● **Material provided**:
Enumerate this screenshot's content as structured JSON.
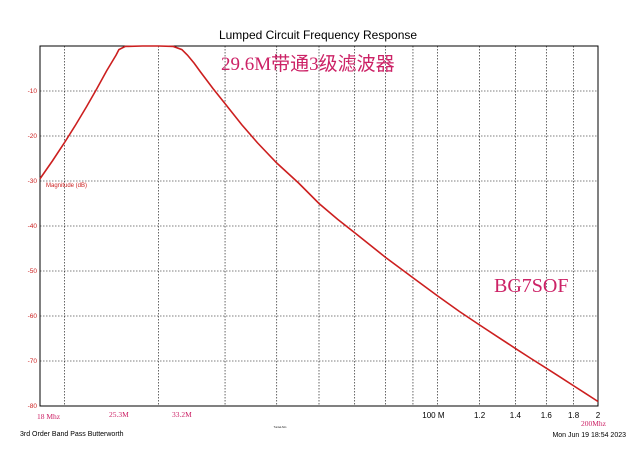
{
  "chart_data": {
    "type": "line",
    "title": "Lumped Circuit Frequency Response",
    "annotation_title": "29.6M带通3级滤波器",
    "annotation_callsign": "BG7SOF",
    "ylabel": "Magnitude (dB)",
    "footer_left": "3rd Order Band Pass Butterworth",
    "footer_right": "Mon Jun 19 18:54 2023",
    "footer_mid": "Tunnel-Sim",
    "x_scale": "log",
    "xlim": [
      18,
      200
    ],
    "ylim": [
      -80,
      0
    ],
    "grid": true,
    "line_color": "#cc1f1f",
    "annotation_color": "#cc2266",
    "y_ticks": [
      {
        "value": -10,
        "label": "-10"
      },
      {
        "value": -20,
        "label": "-20"
      },
      {
        "value": -30,
        "label": "-30"
      },
      {
        "value": -40,
        "label": "-40"
      },
      {
        "value": -50,
        "label": "-50"
      },
      {
        "value": -60,
        "label": "-60"
      },
      {
        "value": -70,
        "label": "-70"
      },
      {
        "value": -80,
        "label": "-80"
      }
    ],
    "x_grid": [
      20,
      30,
      40,
      50,
      60,
      70,
      80,
      90,
      100,
      120,
      140,
      160,
      180
    ],
    "x_ticks": [
      {
        "value": 100,
        "label": "100 M"
      },
      {
        "value": 120,
        "label": "1.2"
      },
      {
        "value": 140,
        "label": "1.4"
      },
      {
        "value": 160,
        "label": "1.6"
      },
      {
        "value": 180,
        "label": "1.8"
      },
      {
        "value": 200,
        "label": "2"
      }
    ],
    "x_annotations": [
      {
        "value": 18,
        "label": "18 Mhz"
      },
      {
        "value": 25.3,
        "label": "25.3M"
      },
      {
        "value": 33.2,
        "label": "33.2M"
      },
      {
        "value": 200,
        "label": "200Mhz"
      }
    ],
    "series": [
      {
        "x": [
          18,
          19,
          20,
          21,
          22,
          23,
          24,
          25,
          25.3,
          26,
          28,
          30,
          32,
          33.2,
          34,
          35,
          36,
          38,
          40,
          43,
          46,
          50,
          55,
          60,
          65,
          70,
          80,
          90,
          100,
          110,
          120,
          130,
          140,
          150,
          160,
          170,
          180,
          190,
          200
        ],
        "y": [
          -29.5,
          -25.5,
          -21.5,
          -17.5,
          -13.5,
          -9.5,
          -5.5,
          -2.0,
          -0.8,
          -0.1,
          0,
          0,
          -0.1,
          -0.8,
          -2.0,
          -3.8,
          -5.8,
          -9.5,
          -12.8,
          -17.5,
          -21.5,
          -26.0,
          -30.5,
          -35.0,
          -38.5,
          -41.5,
          -47.0,
          -51.5,
          -55.5,
          -59.0,
          -62.0,
          -64.7,
          -67.2,
          -69.5,
          -71.6,
          -73.6,
          -75.5,
          -77.3,
          -79.0
        ]
      }
    ]
  }
}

● **Objective**: All of the data above should be quoted exactly, except for the pictures.

● **Exercise solution**:
Enumerate this screenshot's content as structured JSON.
{
  "chart_data": {
    "type": "line",
    "title": "Lumped Circuit Frequency Response",
    "annotation_title": "29.6M带通3级滤波器",
    "annotation_callsign": "BG7SOF",
    "ylabel": "Magnitude (dB)",
    "footer_left": "3rd Order Band Pass Butterworth",
    "footer_right": "Mon Jun 19 18:54 2023",
    "footer_mid": "Tunnel-Sim",
    "x_scale": "log",
    "xlim": [
      18,
      200
    ],
    "ylim": [
      -80,
      0
    ],
    "grid": true,
    "line_color": "#cc1f1f",
    "annotation_color": "#cc2266",
    "y_ticks": [
      {
        "value": -10,
        "label": "-10"
      },
      {
        "value": -20,
        "label": "-20"
      },
      {
        "value": -30,
        "label": "-30"
      },
      {
        "value": -40,
        "label": "-40"
      },
      {
        "value": -50,
        "label": "-50"
      },
      {
        "value": -60,
        "label": "-60"
      },
      {
        "value": -70,
        "label": "-70"
      },
      {
        "value": -80,
        "label": "-80"
      }
    ],
    "x_grid": [
      20,
      30,
      40,
      50,
      60,
      70,
      80,
      90,
      100,
      120,
      140,
      160,
      180
    ],
    "x_ticks": [
      {
        "value": 100,
        "label": "100 M"
      },
      {
        "value": 120,
        "label": "1.2"
      },
      {
        "value": 140,
        "label": "1.4"
      },
      {
        "value": 160,
        "label": "1.6"
      },
      {
        "value": 180,
        "label": "1.8"
      },
      {
        "value": 200,
        "label": "2"
      }
    ],
    "x_annotations": [
      {
        "value": 18,
        "label": "18 Mhz"
      },
      {
        "value": 25.3,
        "label": "25.3M"
      },
      {
        "value": 33.2,
        "label": "33.2M"
      },
      {
        "value": 200,
        "label": "200Mhz"
      }
    ],
    "series": [
      {
        "x": [
          18,
          19,
          20,
          21,
          22,
          23,
          24,
          25,
          25.3,
          26,
          28,
          30,
          32,
          33.2,
          34,
          35,
          36,
          38,
          40,
          43,
          46,
          50,
          55,
          60,
          65,
          70,
          80,
          90,
          100,
          110,
          120,
          130,
          140,
          150,
          160,
          170,
          180,
          190,
          200
        ],
        "y": [
          -29.5,
          -25.5,
          -21.5,
          -17.5,
          -13.5,
          -9.5,
          -5.5,
          -2.0,
          -0.8,
          -0.1,
          0,
          0,
          -0.1,
          -0.8,
          -2.0,
          -3.8,
          -5.8,
          -9.5,
          -12.8,
          -17.5,
          -21.5,
          -26.0,
          -30.5,
          -35.0,
          -38.5,
          -41.5,
          -47.0,
          -51.5,
          -55.5,
          -59.0,
          -62.0,
          -64.7,
          -67.2,
          -69.5,
          -71.6,
          -73.6,
          -75.5,
          -77.3,
          -79.0
        ]
      }
    ]
  }
}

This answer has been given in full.